#### THE PROBLEM:
In the rows starting at the one containing "article-24-item-4: （四）无民事行为能力或者限制民事行为能力的； (18, 528, 451, 557)" and ending at the one containing "article-24: 第二十四条 有下列情形之一的人员，不得担任本单位的法定代表人：", change "法定代表人" to "法人代表" and return those rows with nothing else altered.

Collected data:
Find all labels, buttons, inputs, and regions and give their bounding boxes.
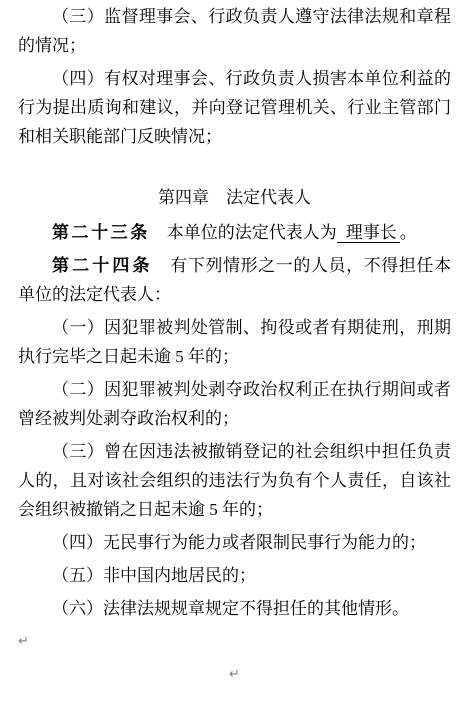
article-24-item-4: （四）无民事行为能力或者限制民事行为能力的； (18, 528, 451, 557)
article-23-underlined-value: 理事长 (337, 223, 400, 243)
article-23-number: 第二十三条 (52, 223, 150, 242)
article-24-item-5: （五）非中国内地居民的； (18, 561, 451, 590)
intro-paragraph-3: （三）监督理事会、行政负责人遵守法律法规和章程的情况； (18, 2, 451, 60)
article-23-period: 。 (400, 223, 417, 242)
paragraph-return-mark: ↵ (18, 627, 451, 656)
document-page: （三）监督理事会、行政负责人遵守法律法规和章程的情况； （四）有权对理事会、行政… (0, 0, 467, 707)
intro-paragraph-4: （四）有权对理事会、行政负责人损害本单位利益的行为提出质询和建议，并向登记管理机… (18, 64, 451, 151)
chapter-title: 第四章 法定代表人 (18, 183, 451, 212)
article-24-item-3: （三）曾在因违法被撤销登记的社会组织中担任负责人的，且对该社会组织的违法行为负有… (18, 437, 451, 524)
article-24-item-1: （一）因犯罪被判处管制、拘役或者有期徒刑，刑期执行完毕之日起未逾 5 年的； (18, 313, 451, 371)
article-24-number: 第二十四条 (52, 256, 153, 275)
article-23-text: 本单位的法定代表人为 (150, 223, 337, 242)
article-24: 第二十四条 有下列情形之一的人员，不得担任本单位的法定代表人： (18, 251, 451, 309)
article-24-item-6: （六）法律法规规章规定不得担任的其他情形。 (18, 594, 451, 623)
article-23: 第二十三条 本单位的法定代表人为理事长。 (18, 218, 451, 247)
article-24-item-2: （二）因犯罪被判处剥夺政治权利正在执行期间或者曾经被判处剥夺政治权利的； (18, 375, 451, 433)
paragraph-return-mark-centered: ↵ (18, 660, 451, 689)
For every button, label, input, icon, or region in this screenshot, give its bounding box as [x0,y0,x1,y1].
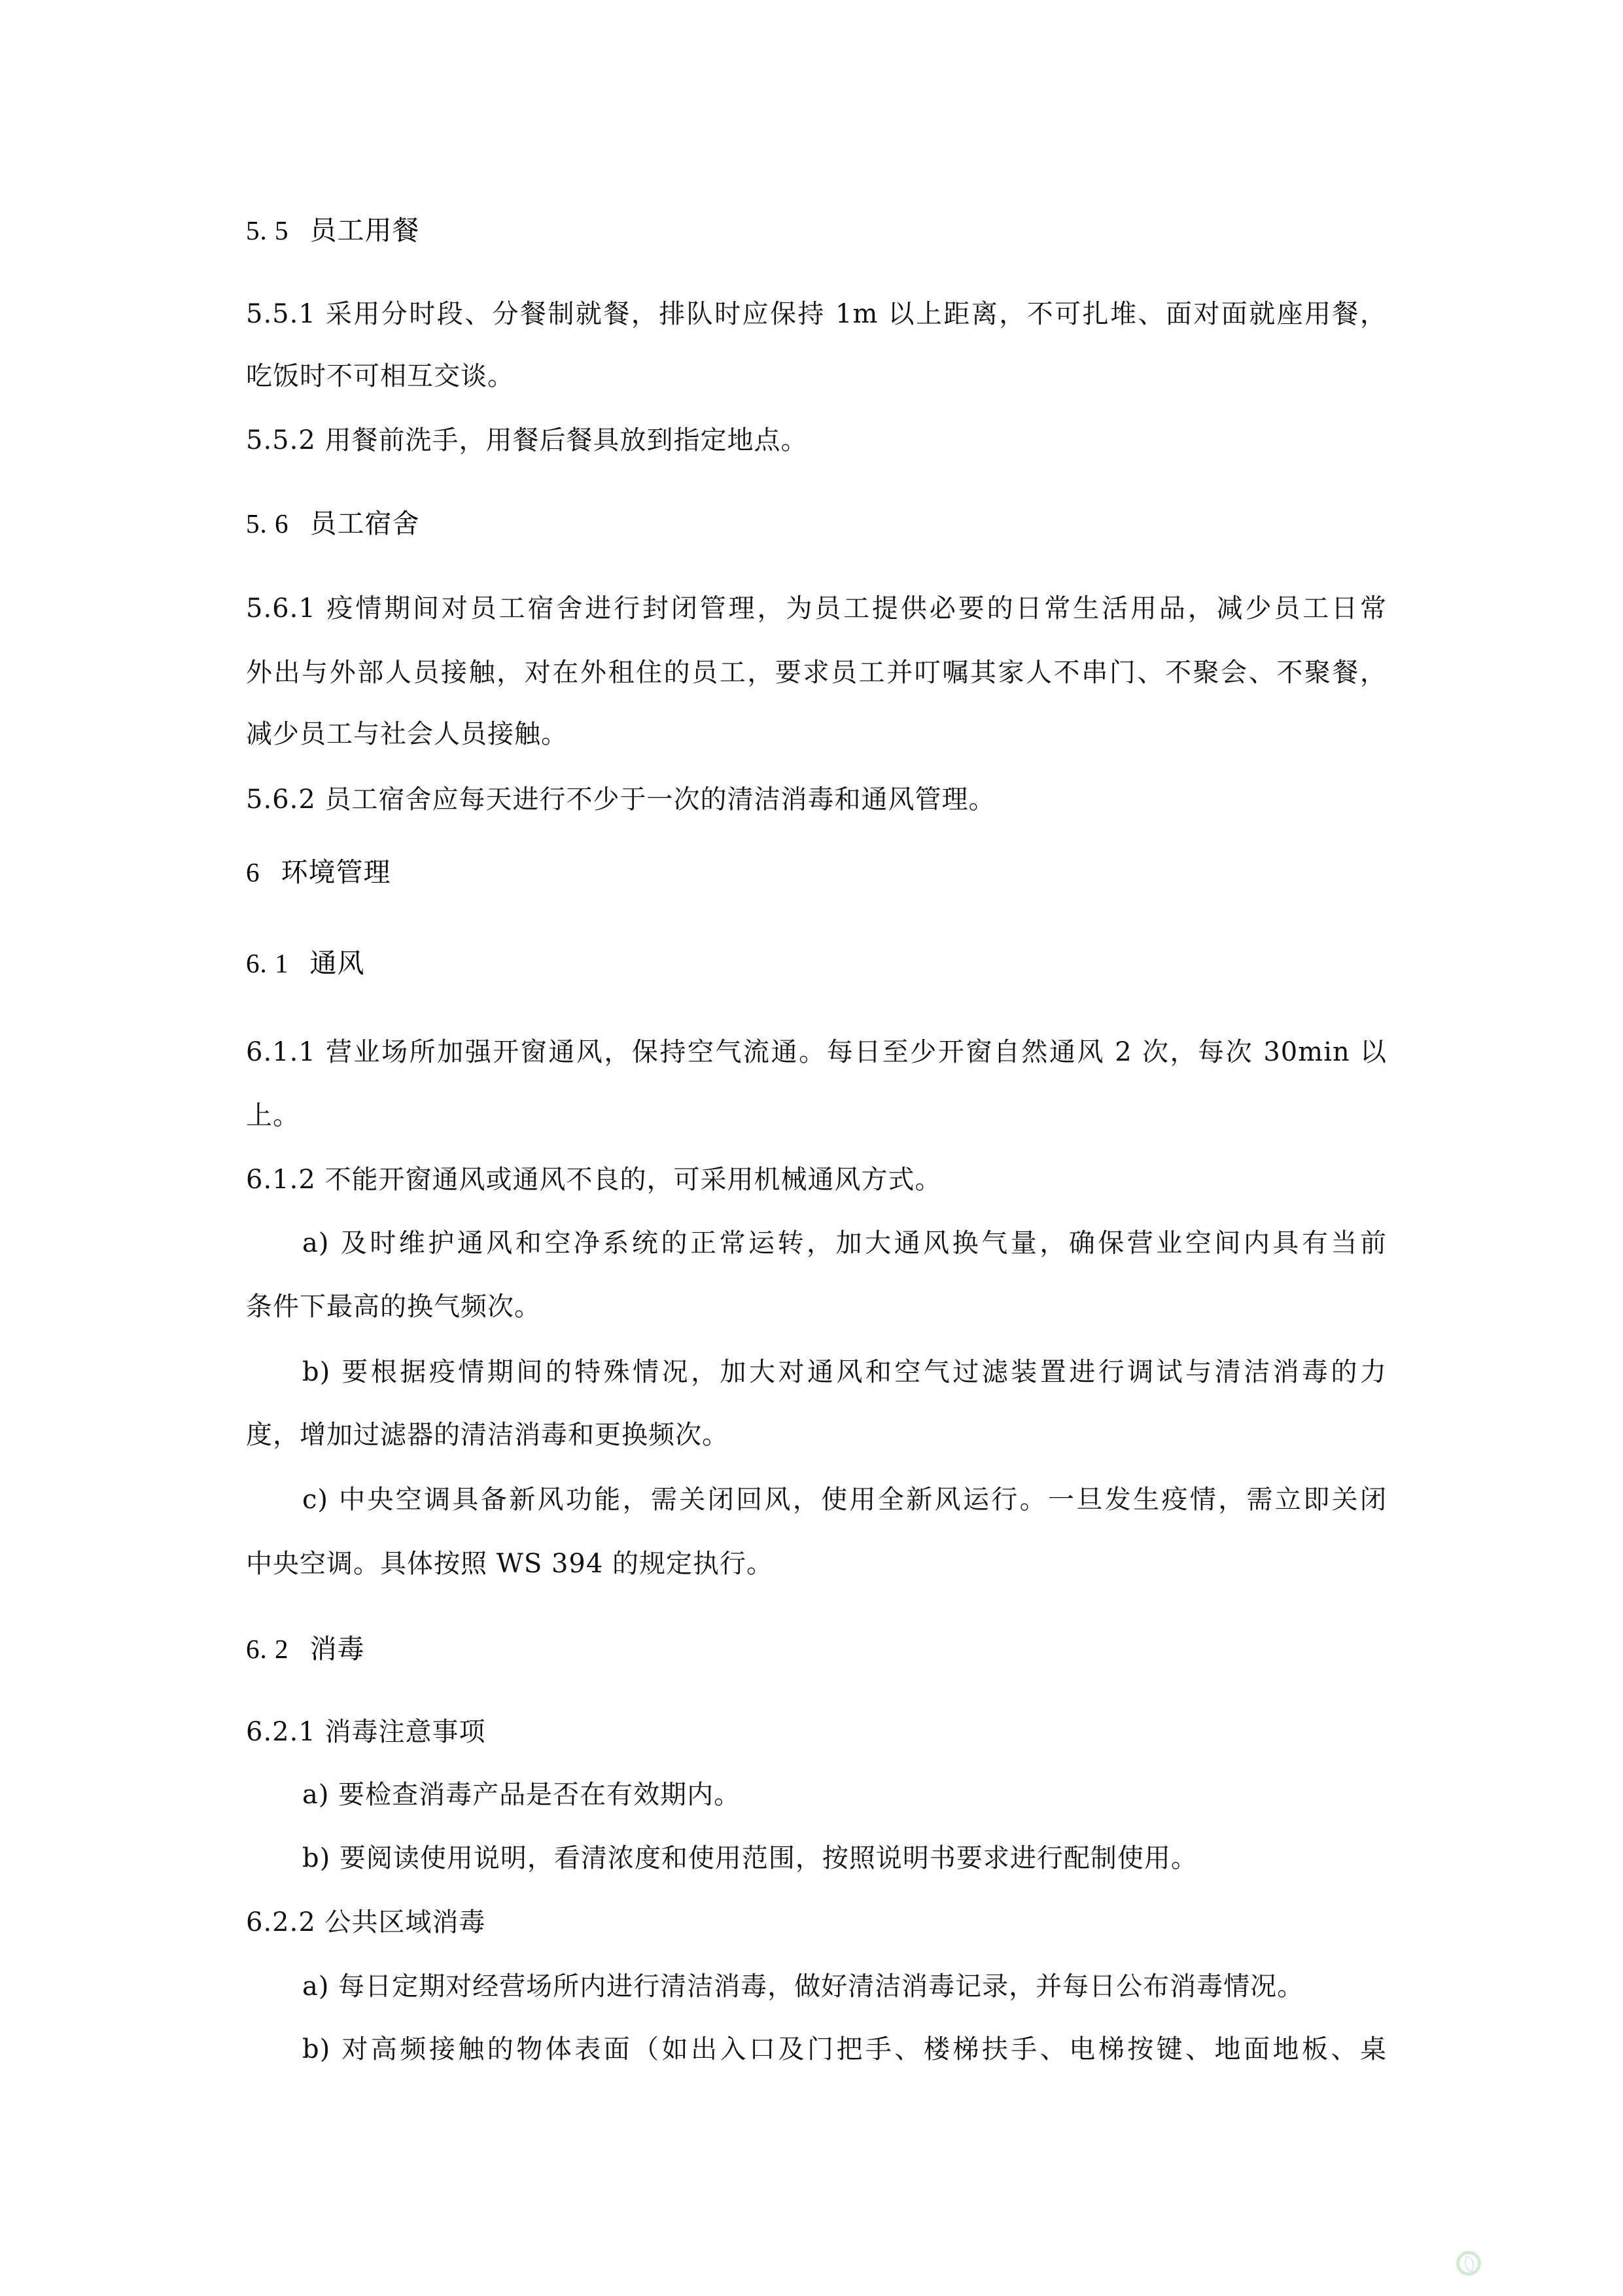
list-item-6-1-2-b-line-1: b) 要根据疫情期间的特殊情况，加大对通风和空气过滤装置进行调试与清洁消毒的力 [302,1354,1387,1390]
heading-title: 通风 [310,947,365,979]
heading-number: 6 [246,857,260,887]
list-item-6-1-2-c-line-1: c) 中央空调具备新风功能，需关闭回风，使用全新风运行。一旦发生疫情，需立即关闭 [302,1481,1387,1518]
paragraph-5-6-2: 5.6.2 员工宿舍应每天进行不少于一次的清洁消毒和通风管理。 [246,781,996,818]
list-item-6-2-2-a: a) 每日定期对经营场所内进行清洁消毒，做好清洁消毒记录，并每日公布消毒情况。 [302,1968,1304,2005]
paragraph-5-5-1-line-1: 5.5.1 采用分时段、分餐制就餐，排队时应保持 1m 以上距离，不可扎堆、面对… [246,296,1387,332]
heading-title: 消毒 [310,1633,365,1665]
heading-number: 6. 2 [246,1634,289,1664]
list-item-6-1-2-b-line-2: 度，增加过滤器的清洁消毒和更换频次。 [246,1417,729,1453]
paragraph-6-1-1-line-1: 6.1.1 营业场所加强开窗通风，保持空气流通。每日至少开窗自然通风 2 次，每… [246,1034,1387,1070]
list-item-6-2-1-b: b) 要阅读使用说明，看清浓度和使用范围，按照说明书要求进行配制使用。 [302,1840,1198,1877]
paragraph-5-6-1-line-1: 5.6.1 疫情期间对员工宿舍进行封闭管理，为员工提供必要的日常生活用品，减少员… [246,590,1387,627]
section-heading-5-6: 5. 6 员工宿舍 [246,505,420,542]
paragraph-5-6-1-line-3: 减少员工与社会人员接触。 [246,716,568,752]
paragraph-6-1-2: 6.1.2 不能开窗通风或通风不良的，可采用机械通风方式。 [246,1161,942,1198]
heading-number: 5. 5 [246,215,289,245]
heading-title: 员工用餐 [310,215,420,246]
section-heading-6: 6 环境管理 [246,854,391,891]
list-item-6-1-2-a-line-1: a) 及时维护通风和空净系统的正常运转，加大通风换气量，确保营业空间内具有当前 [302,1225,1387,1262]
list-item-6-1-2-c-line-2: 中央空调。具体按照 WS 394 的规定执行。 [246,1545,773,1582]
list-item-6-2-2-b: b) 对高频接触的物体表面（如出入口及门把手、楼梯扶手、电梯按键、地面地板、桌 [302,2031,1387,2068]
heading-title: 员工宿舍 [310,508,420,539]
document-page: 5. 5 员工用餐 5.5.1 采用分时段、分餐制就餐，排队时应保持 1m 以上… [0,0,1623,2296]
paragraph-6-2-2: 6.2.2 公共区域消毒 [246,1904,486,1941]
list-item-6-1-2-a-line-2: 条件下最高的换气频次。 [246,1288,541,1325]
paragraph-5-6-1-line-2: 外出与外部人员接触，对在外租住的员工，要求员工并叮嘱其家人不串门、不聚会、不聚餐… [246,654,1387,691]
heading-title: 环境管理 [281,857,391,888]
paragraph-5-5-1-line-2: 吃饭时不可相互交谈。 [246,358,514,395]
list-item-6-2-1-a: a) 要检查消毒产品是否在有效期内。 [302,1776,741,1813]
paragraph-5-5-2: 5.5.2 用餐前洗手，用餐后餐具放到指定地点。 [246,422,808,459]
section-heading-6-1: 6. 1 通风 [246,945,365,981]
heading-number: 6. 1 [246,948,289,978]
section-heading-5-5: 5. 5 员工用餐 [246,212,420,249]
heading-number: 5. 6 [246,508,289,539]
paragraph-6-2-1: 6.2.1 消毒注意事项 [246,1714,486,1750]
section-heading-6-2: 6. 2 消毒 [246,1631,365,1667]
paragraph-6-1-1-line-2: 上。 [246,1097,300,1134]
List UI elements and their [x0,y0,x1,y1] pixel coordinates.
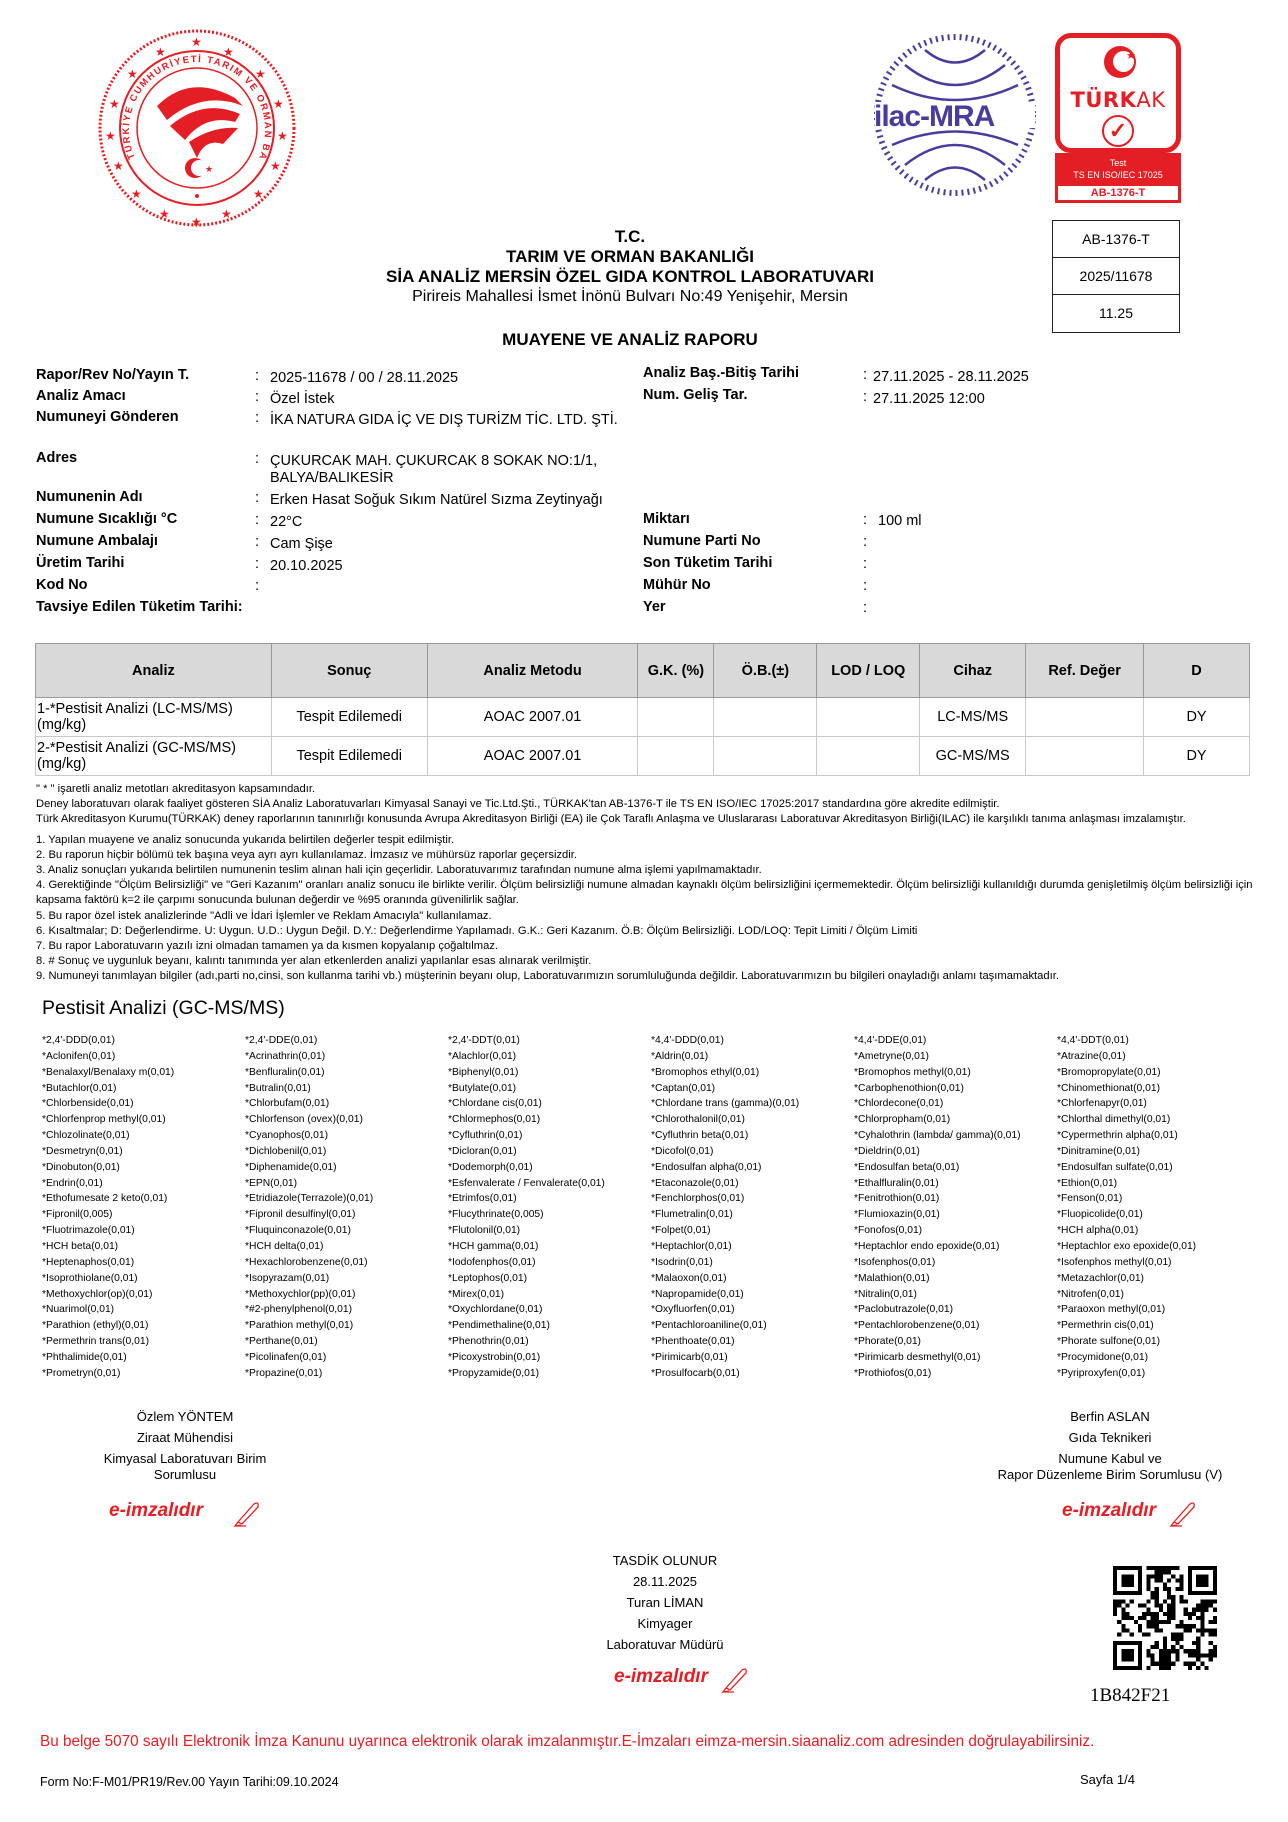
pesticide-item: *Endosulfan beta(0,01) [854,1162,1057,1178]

#### CORRECT RESULT:
article-24-item-4: （四）无民事行为能力或者限制民事行为能力的； (18, 528, 451, 557)
article-23-underlined-value: 理事长 (337, 223, 400, 243)
article-23-number: 第二十三条 (52, 223, 150, 242)
article-24-item-5: （五）非中国内地居民的； (18, 561, 451, 590)
intro-paragraph-3: （三）监督理事会、行政负责人遵守法律法规和章程的情况； (18, 2, 451, 60)
article-23-period: 。 (400, 223, 417, 242)
paragraph-return-mark: ↵ (18, 627, 451, 656)
document-page: （三）监督理事会、行政负责人遵守法律法规和章程的情况； （四）有权对理事会、行政… (0, 0, 467, 707)
intro-paragraph-4: （四）有权对理事会、行政负责人损害本单位利益的行为提出质询和建议，并向登记管理机… (18, 64, 451, 151)
chapter-title: 第四章 法人代表 (18, 183, 451, 212)
article-24-item-3: （三）曾在因违法被撤销登记的社会组织中担任负责人的，且对该社会组织的违法行为负有… (18, 437, 451, 524)
article-24-item-1: （一）因犯罪被判处管制、拘役或者有期徒刑，刑期执行完毕之日起未逾 5 年的； (18, 313, 451, 371)
article-24-number: 第二十四条 (52, 256, 153, 275)
article-23-text: 本单位的法人代表为 (150, 223, 337, 242)
article-24: 第二十四条 有下列情形之一的人员，不得担任本单位的法人代表： (18, 251, 451, 309)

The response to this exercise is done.